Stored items
────

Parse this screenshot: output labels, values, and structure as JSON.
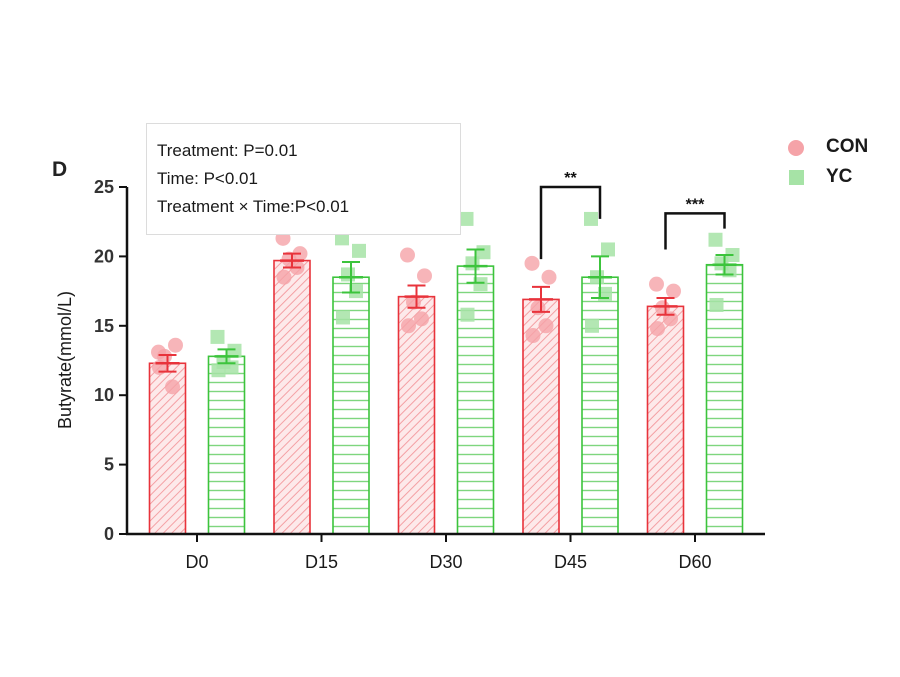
{
  "panel_label": "D",
  "stats": {
    "line1": "Treatment: P=0.01",
    "line2": "Time: P<0.01",
    "line3": "Treatment × Time:P<0.01"
  },
  "legend": {
    "items": [
      {
        "label": "CON",
        "shape": "circle",
        "color": "#f5a3a8"
      },
      {
        "label": "YC",
        "shape": "square",
        "color": "#a6e3a6"
      }
    ]
  },
  "chart_data": {
    "type": "bar",
    "title": "",
    "xlabel": "",
    "ylabel": "Butyrate(mmol/L)",
    "ylim": [
      0,
      25
    ],
    "yticks": [
      0,
      5,
      10,
      15,
      20,
      25
    ],
    "grid": false,
    "legend_position": "top-right",
    "categories": [
      "D0",
      "D15",
      "D30",
      "D45",
      "D60"
    ],
    "series": [
      {
        "name": "CON",
        "color": "#e8333b",
        "fill_pattern": "diagonal-hatch",
        "point_color": "#f5a3a8",
        "values": [
          12.3,
          19.7,
          17.1,
          16.9,
          16.4
        ],
        "sem": [
          0.6,
          0.5,
          0.8,
          0.9,
          0.6
        ],
        "points": [
          [
            13.1,
            13.6,
            12.8,
            10.6,
            12.0
          ],
          [
            21.3,
            20.2,
            19.8,
            19.2,
            18.5
          ],
          [
            20.1,
            18.6,
            16.7,
            15.5,
            15.0
          ],
          [
            19.5,
            18.5,
            16.3,
            15.0,
            14.3
          ],
          [
            18.0,
            17.5,
            16.3,
            15.5,
            14.8
          ]
        ]
      },
      {
        "name": "YC",
        "color": "#3cc43c",
        "fill_pattern": "horizontal-lines",
        "point_color": "#a6e3a6",
        "values": [
          12.8,
          18.5,
          19.3,
          18.5,
          19.4
        ],
        "sem": [
          0.5,
          1.1,
          1.2,
          1.5,
          0.7
        ],
        "points": [
          [
            14.2,
            13.2,
            12.4,
            12.0,
            11.8
          ],
          [
            21.3,
            20.4,
            18.7,
            17.5,
            15.6
          ],
          [
            22.7,
            20.3,
            19.5,
            18.0,
            15.8
          ],
          [
            22.7,
            20.5,
            18.5,
            17.3,
            15.0
          ],
          [
            21.2,
            20.1,
            19.5,
            19.0,
            16.5
          ]
        ]
      }
    ],
    "significance": [
      {
        "category": "D45",
        "label": "**",
        "con_anchor": 19.8,
        "yc_anchor": 22.7,
        "top": 25.0
      },
      {
        "category": "D60",
        "label": "***",
        "con_anchor": 20.5,
        "yc_anchor": 22.0,
        "top": 23.1
      }
    ]
  }
}
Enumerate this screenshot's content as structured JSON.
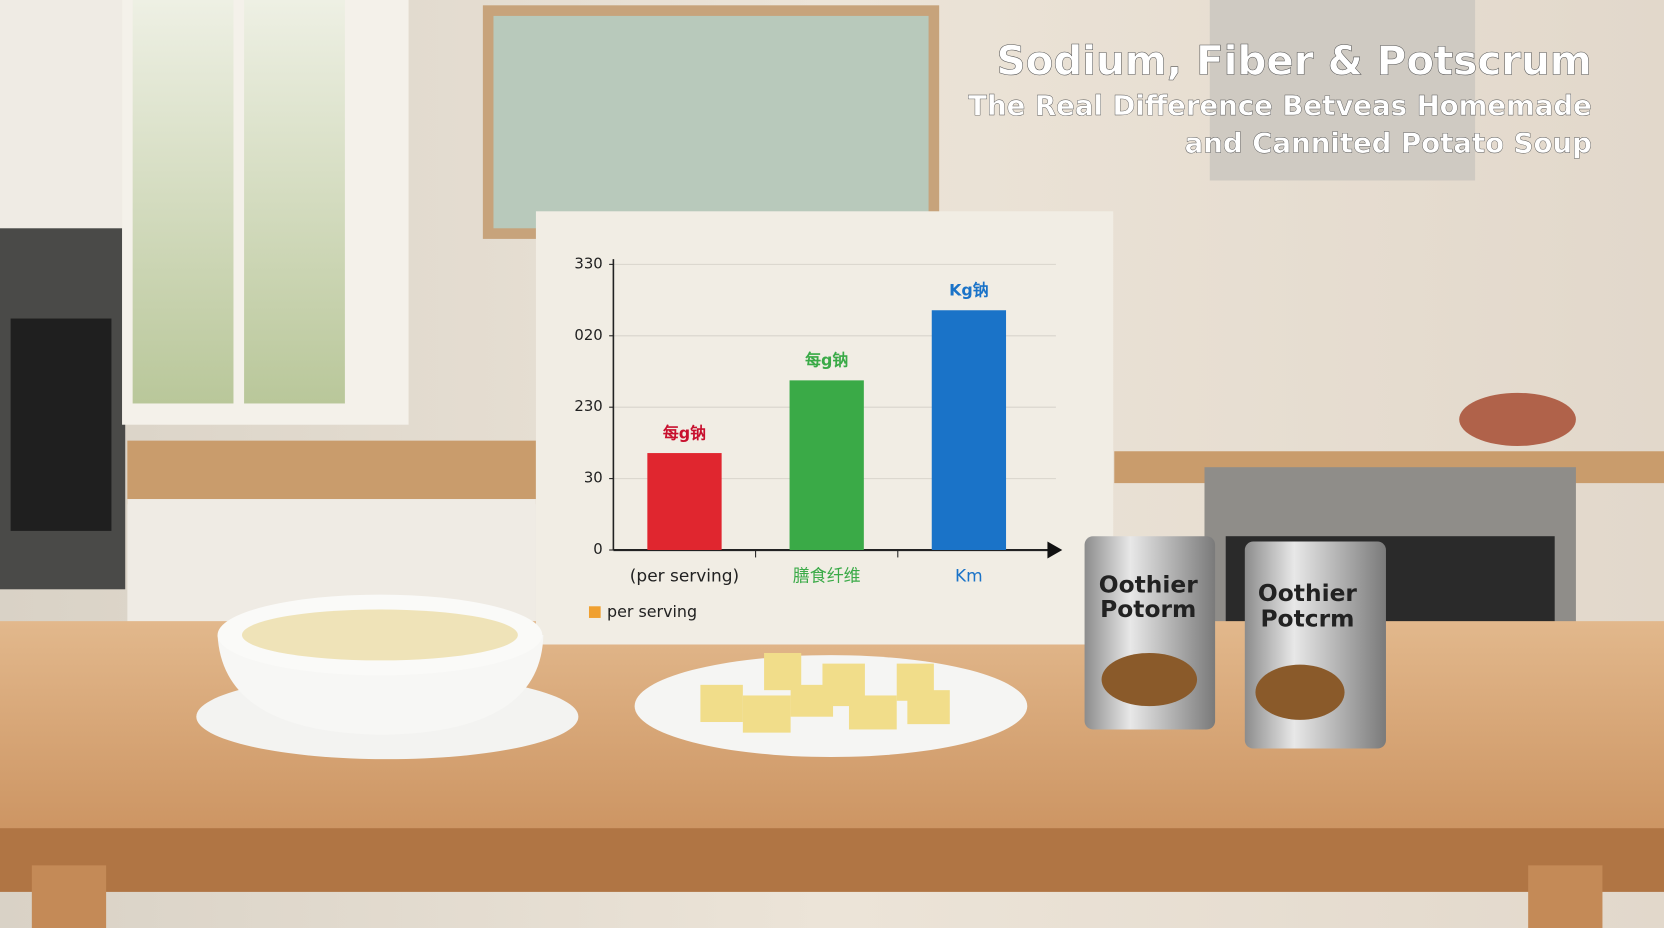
{
  "chart_data": {
    "type": "bar",
    "title": "Sodium, Fiber & Potscrum",
    "subtitle_lines": [
      "The Real Difference Betveas Homemade",
      "and Cannited Potato Soup"
    ],
    "categories": [
      "(per serving)",
      "膳食纤维",
      "Km"
    ],
    "series": [
      {
        "name": "per serving",
        "color": "#f0a030",
        "values": [
          112,
          196,
          277
        ],
        "bar_colors": [
          "#e0262f",
          "#3aaa47",
          "#1a73c8"
        ]
      }
    ],
    "bar_annotations": [
      "每g钠",
      "每g钠",
      "Kg钠"
    ],
    "ylim": [
      0,
      330
    ],
    "yticks": [
      0,
      {
        "value": 82.5,
        "label": "30"
      },
      {
        "value": 165,
        "label": "230"
      },
      {
        "value": 247.5,
        "label": "020"
      },
      330
    ],
    "grid": true
  },
  "scene": {
    "cans": [
      [
        "Oothier",
        "Potorm"
      ],
      [
        "Oothier",
        "Potcrm"
      ]
    ]
  }
}
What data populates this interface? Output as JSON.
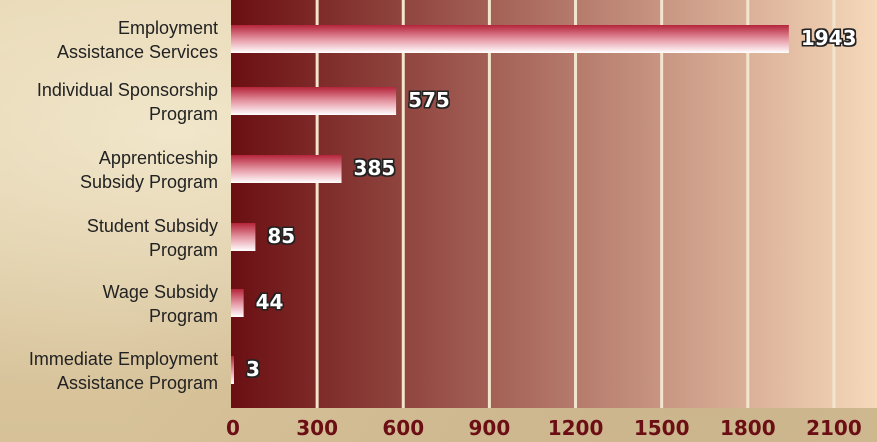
{
  "chart_data": {
    "type": "bar",
    "orientation": "horizontal",
    "categories": [
      [
        "Employment",
        "Assistance Services"
      ],
      [
        "Individual Sponsorship",
        "Program"
      ],
      [
        "Apprenticeship",
        "Subsidy Program"
      ],
      [
        "Student Subsidy",
        "Program"
      ],
      [
        "Wage Subsidy",
        "Program"
      ],
      [
        "Immediate Employment",
        "Assistance Program"
      ]
    ],
    "values": [
      1943,
      575,
      385,
      85,
      44,
      3
    ],
    "value_labels": [
      "1943",
      "575",
      "385",
      "85",
      "44",
      "3"
    ],
    "xlim": [
      0,
      2250
    ],
    "xticks": [
      "0",
      "300",
      "600",
      "900",
      "1200",
      "1500",
      "1800",
      "2100"
    ],
    "grid": "vertical",
    "colors": {
      "plot_bg_start": "#6b0f12",
      "plot_bg_end": "#f6d9ba",
      "bar_main": "#b5243a",
      "bar_light": "#ffffff",
      "tick_text": "#6b0f14",
      "category_text": "#222222"
    }
  }
}
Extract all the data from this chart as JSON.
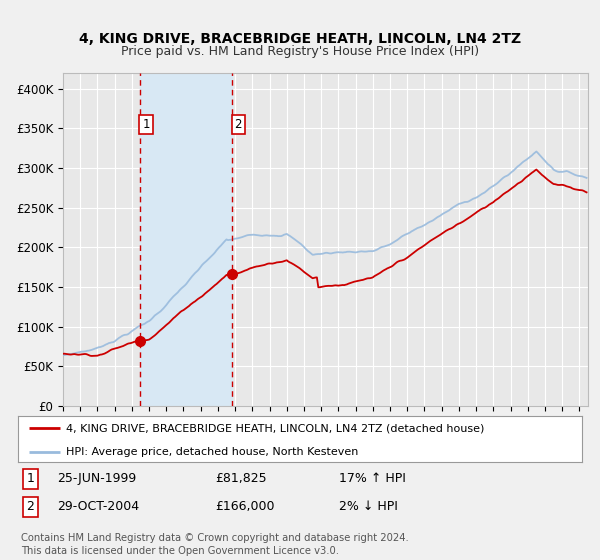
{
  "title": "4, KING DRIVE, BRACEBRIDGE HEATH, LINCOLN, LN4 2TZ",
  "subtitle": "Price paid vs. HM Land Registry's House Price Index (HPI)",
  "ylim": [
    0,
    420000
  ],
  "yticks": [
    0,
    50000,
    100000,
    150000,
    200000,
    250000,
    300000,
    350000,
    400000
  ],
  "ytick_labels": [
    "£0",
    "£50K",
    "£100K",
    "£150K",
    "£200K",
    "£250K",
    "£300K",
    "£350K",
    "£400K"
  ],
  "bg_color": "#f0f0f0",
  "plot_bg_color": "#e8e8e8",
  "grid_color": "#ffffff",
  "hpi_line_color": "#99bbdd",
  "price_line_color": "#cc0000",
  "sale1_x": 1999.46,
  "sale1_price": 81825,
  "sale2_x": 2004.82,
  "sale2_price": 166000,
  "shade_color": "#d8e8f4",
  "legend_line1": "4, KING DRIVE, BRACEBRIDGE HEATH, LINCOLN, LN4 2TZ (detached house)",
  "legend_line2": "HPI: Average price, detached house, North Kesteven",
  "sale1_date_str": "25-JUN-1999",
  "sale1_price_str": "£81,825",
  "sale1_hpi_str": "17% ↑ HPI",
  "sale2_date_str": "29-OCT-2004",
  "sale2_price_str": "£166,000",
  "sale2_hpi_str": "2% ↓ HPI",
  "footer": "Contains HM Land Registry data © Crown copyright and database right 2024.\nThis data is licensed under the Open Government Licence v3.0."
}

────

Each line above is to be copied verbatim. Drop any image from the copy.

Parse this screenshot: output labels, values, and structure as JSON.
{
  "panel_label": "D",
  "stats": {
    "line1": "Treatment: P=0.01",
    "line2": "Time: P<0.01",
    "line3": "Treatment × Time:P<0.01"
  },
  "legend": {
    "items": [
      {
        "label": "CON",
        "shape": "circle",
        "color": "#f5a3a8"
      },
      {
        "label": "YC",
        "shape": "square",
        "color": "#a6e3a6"
      }
    ]
  },
  "chart_data": {
    "type": "bar",
    "title": "",
    "xlabel": "",
    "ylabel": "Butyrate(mmol/L)",
    "ylim": [
      0,
      25
    ],
    "yticks": [
      0,
      5,
      10,
      15,
      20,
      25
    ],
    "grid": false,
    "legend_position": "top-right",
    "categories": [
      "D0",
      "D15",
      "D30",
      "D45",
      "D60"
    ],
    "series": [
      {
        "name": "CON",
        "color": "#e8333b",
        "fill_pattern": "diagonal-hatch",
        "point_color": "#f5a3a8",
        "values": [
          12.3,
          19.7,
          17.1,
          16.9,
          16.4
        ],
        "sem": [
          0.6,
          0.5,
          0.8,
          0.9,
          0.6
        ],
        "points": [
          [
            13.1,
            13.6,
            12.8,
            10.6,
            12.0
          ],
          [
            21.3,
            20.2,
            19.8,
            19.2,
            18.5
          ],
          [
            20.1,
            18.6,
            16.7,
            15.5,
            15.0
          ],
          [
            19.5,
            18.5,
            16.3,
            15.0,
            14.3
          ],
          [
            18.0,
            17.5,
            16.3,
            15.5,
            14.8
          ]
        ]
      },
      {
        "name": "YC",
        "color": "#3cc43c",
        "fill_pattern": "horizontal-lines",
        "point_color": "#a6e3a6",
        "values": [
          12.8,
          18.5,
          19.3,
          18.5,
          19.4
        ],
        "sem": [
          0.5,
          1.1,
          1.2,
          1.5,
          0.7
        ],
        "points": [
          [
            14.2,
            13.2,
            12.4,
            12.0,
            11.8
          ],
          [
            21.3,
            20.4,
            18.7,
            17.5,
            15.6
          ],
          [
            22.7,
            20.3,
            19.5,
            18.0,
            15.8
          ],
          [
            22.7,
            20.5,
            18.5,
            17.3,
            15.0
          ],
          [
            21.2,
            20.1,
            19.5,
            19.0,
            16.5
          ]
        ]
      }
    ],
    "significance": [
      {
        "category": "D45",
        "label": "**",
        "con_anchor": 19.8,
        "yc_anchor": 22.7,
        "top": 25.0
      },
      {
        "category": "D60",
        "label": "***",
        "con_anchor": 20.5,
        "yc_anchor": 22.0,
        "top": 23.1
      }
    ]
  }
}
Enumerate this screenshot's content as structured JSON.
{
  "chart_data": {
    "type": "bar",
    "title": "Sodium, Fiber & Potscrum",
    "subtitle_lines": [
      "The Real Difference Betveas Homemade",
      "and Cannited Potato Soup"
    ],
    "categories": [
      "(per serving)",
      "膳食纤维",
      "Km"
    ],
    "series": [
      {
        "name": "per serving",
        "color": "#f0a030",
        "values": [
          112,
          196,
          277
        ],
        "bar_colors": [
          "#e0262f",
          "#3aaa47",
          "#1a73c8"
        ]
      }
    ],
    "bar_annotations": [
      "每g钠",
      "每g钠",
      "Kg钠"
    ],
    "ylim": [
      0,
      330
    ],
    "yticks": [
      0,
      {
        "value": 82.5,
        "label": "30"
      },
      {
        "value": 165,
        "label": "230"
      },
      {
        "value": 247.5,
        "label": "020"
      },
      330
    ],
    "grid": true
  },
  "scene": {
    "cans": [
      [
        "Oothier",
        "Potorm"
      ],
      [
        "Oothier",
        "Potcrm"
      ]
    ]
  }
}
What data populates this interface? Output as JSON.
{
  "chart_data": {
    "type": "bar",
    "orientation": "horizontal",
    "categories": [
      [
        "Employment",
        "Assistance Services"
      ],
      [
        "Individual Sponsorship",
        "Program"
      ],
      [
        "Apprenticeship",
        "Subsidy Program"
      ],
      [
        "Student Subsidy",
        "Program"
      ],
      [
        "Wage Subsidy",
        "Program"
      ],
      [
        "Immediate Employment",
        "Assistance Program"
      ]
    ],
    "values": [
      1943,
      575,
      385,
      85,
      44,
      3
    ],
    "value_labels": [
      "1943",
      "575",
      "385",
      "85",
      "44",
      "3"
    ],
    "xlim": [
      0,
      2250
    ],
    "xticks": [
      "0",
      "300",
      "600",
      "900",
      "1200",
      "1500",
      "1800",
      "2100"
    ],
    "grid": "vertical",
    "colors": {
      "plot_bg_start": "#6b0f12",
      "plot_bg_end": "#f6d9ba",
      "bar_main": "#b5243a",
      "bar_light": "#ffffff",
      "tick_text": "#6b0f14",
      "category_text": "#222222"
    }
  }
}
Extract all the data from this chart as JSON.
{
  "title": "4, KING DRIVE, BRACEBRIDGE HEATH, LINCOLN, LN4 2TZ",
  "subtitle": "Price paid vs. HM Land Registry's House Price Index (HPI)",
  "ylim": [
    0,
    420000
  ],
  "yticks": [
    0,
    50000,
    100000,
    150000,
    200000,
    250000,
    300000,
    350000,
    400000
  ],
  "ytick_labels": [
    "£0",
    "£50K",
    "£100K",
    "£150K",
    "£200K",
    "£250K",
    "£300K",
    "£350K",
    "£400K"
  ],
  "bg_color": "#f0f0f0",
  "plot_bg_color": "#e8e8e8",
  "grid_color": "#ffffff",
  "hpi_line_color": "#99bbdd",
  "price_line_color": "#cc0000",
  "sale1_x": 1999.46,
  "sale1_price": 81825,
  "sale2_x": 2004.82,
  "sale2_price": 166000,
  "shade_color": "#d8e8f4",
  "legend_line1": "4, KING DRIVE, BRACEBRIDGE HEATH, LINCOLN, LN4 2TZ (detached house)",
  "legend_line2": "HPI: Average price, detached house, North Kesteven",
  "sale1_date_str": "25-JUN-1999",
  "sale1_price_str": "£81,825",
  "sale1_hpi_str": "17% ↑ HPI",
  "sale2_date_str": "29-OCT-2004",
  "sale2_price_str": "£166,000",
  "sale2_hpi_str": "2% ↓ HPI",
  "footer": "Contains HM Land Registry data © Crown copyright and database right 2024.\nThis data is licensed under the Open Government Licence v3.0."
}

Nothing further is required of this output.